◆ **STATED TASK**:
Drop every picture, then transcribe the remaining data exactly.

◆ **DATA LISTING**:
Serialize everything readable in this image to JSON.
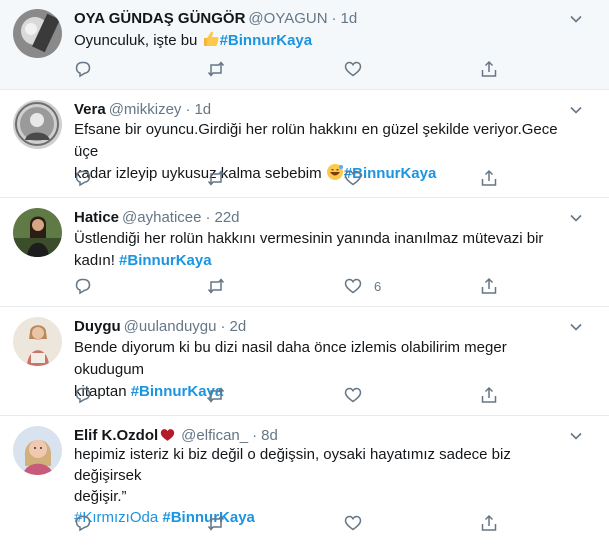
{
  "colors": {
    "accent": "#1b95e0",
    "muted": "#657786",
    "divider": "#e6ecf0",
    "highlight_bg": "#f5f8fa",
    "heart": "#b31b2b"
  },
  "tweets": [
    {
      "name": "OYA GÜNDAŞ GÜNGÖR",
      "handle": "@OYAGUN",
      "sep": "·",
      "time": "1d",
      "text_plain": "Oyunculuk, işte bu",
      "emoji": "thumbs-up-emoji",
      "hashtag": "#BinnurKaya",
      "like_count": ""
    },
    {
      "name": "Vera",
      "handle": "@mikkizey",
      "sep": "·",
      "time": "1d",
      "line1": "Efsane bir oyuncu.Girdiği her rolün hakkını en  güzel şekilde veriyor.Gece üçe",
      "line2": "kadar izleyip uykusuz kalma sebebim",
      "emoji": "grinning-sweat-emoji",
      "hashtag": "#BinnurKaya",
      "like_count": ""
    },
    {
      "name": "Hatice",
      "handle": "@ayhaticee",
      "sep": "·",
      "time": "22d",
      "line1": "Üstlendiği her rolün hakkını vermesinin yanında inanılmaz mütevazi bir",
      "line2": "kadın!",
      "hashtag": "#BinnurKaya",
      "like_count": "6"
    },
    {
      "name": "Duygu",
      "handle": "@uulanduygu",
      "sep": "·",
      "time": "2d",
      "line1": "Bende diyorum ki bu dizi nasil daha önce izlemis olabilirim meger okudugum",
      "line2": "kitaptan",
      "hashtag": "#BinnurKaya",
      "like_count": ""
    },
    {
      "name": "Elif K.Ozdol",
      "handle": "@elfican_",
      "sep": "·",
      "time": "8d",
      "line1": "hepimiz isteriz ki biz değil o değişsin, oysaki hayatımız sadece biz değişirsek",
      "line2": "değişir.”",
      "hashtag1": "#KırmızıOda",
      "hashtag": "#BinnurKaya",
      "like_count": ""
    }
  ]
}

◆ **CORRECT RESULT**:
Serialize everything readable in this image to JSON.
{
  "colors": {
    "accent": "#1b95e0",
    "muted": "#657786",
    "divider": "#e6ecf0",
    "highlight_bg": "#f5f8fa",
    "heart": "#b31b2b"
  },
  "tweets": [
    {
      "name": "OYA GÜNDAŞ GÜNGÖR",
      "handle": "@OYAGUN",
      "sep": "·",
      "time": "1d",
      "text_plain": "Oyunculuk, işte bu",
      "emoji": "thumbs-up-emoji",
      "hashtag": "#BinnurKaya",
      "like_count": ""
    },
    {
      "name": "Vera",
      "handle": "@mikkizey",
      "sep": "·",
      "time": "1d",
      "line1": "Efsane bir oyuncu.Girdiği her rolün hakkını en  güzel şekilde veriyor.Gece üçe",
      "line2": "kadar izleyip uykusuz kalma sebebim",
      "emoji": "grinning-sweat-emoji",
      "hashtag": "#BinnurKaya",
      "like_count": ""
    },
    {
      "name": "Hatice",
      "handle": "@ayhaticee",
      "sep": "·",
      "time": "22d",
      "line1": "Üstlendiği her rolün hakkını vermesinin yanında inanılmaz mütevazi bir",
      "line2": "kadın!",
      "hashtag": "#BinnurKaya",
      "like_count": "6"
    },
    {
      "name": "Duygu",
      "handle": "@uulanduygu",
      "sep": "·",
      "time": "2d",
      "line1": "Bende diyorum ki bu dizi nasil daha önce izlemis olabilirim meger okudugum",
      "line2": "kitaptan",
      "hashtag": "#BinnurKaya",
      "like_count": ""
    },
    {
      "name": "Elif K.Ozdol",
      "handle": "@elfican_",
      "sep": "·",
      "time": "8d",
      "line1": "hepimiz isteriz ki biz değil o değişsin, oysaki hayatımız sadece biz değişirsek",
      "line2": "değişir.”",
      "hashtag1": "#KırmızıOda",
      "hashtag": "#BinnurKaya",
      "like_count": ""
    }
  ]
}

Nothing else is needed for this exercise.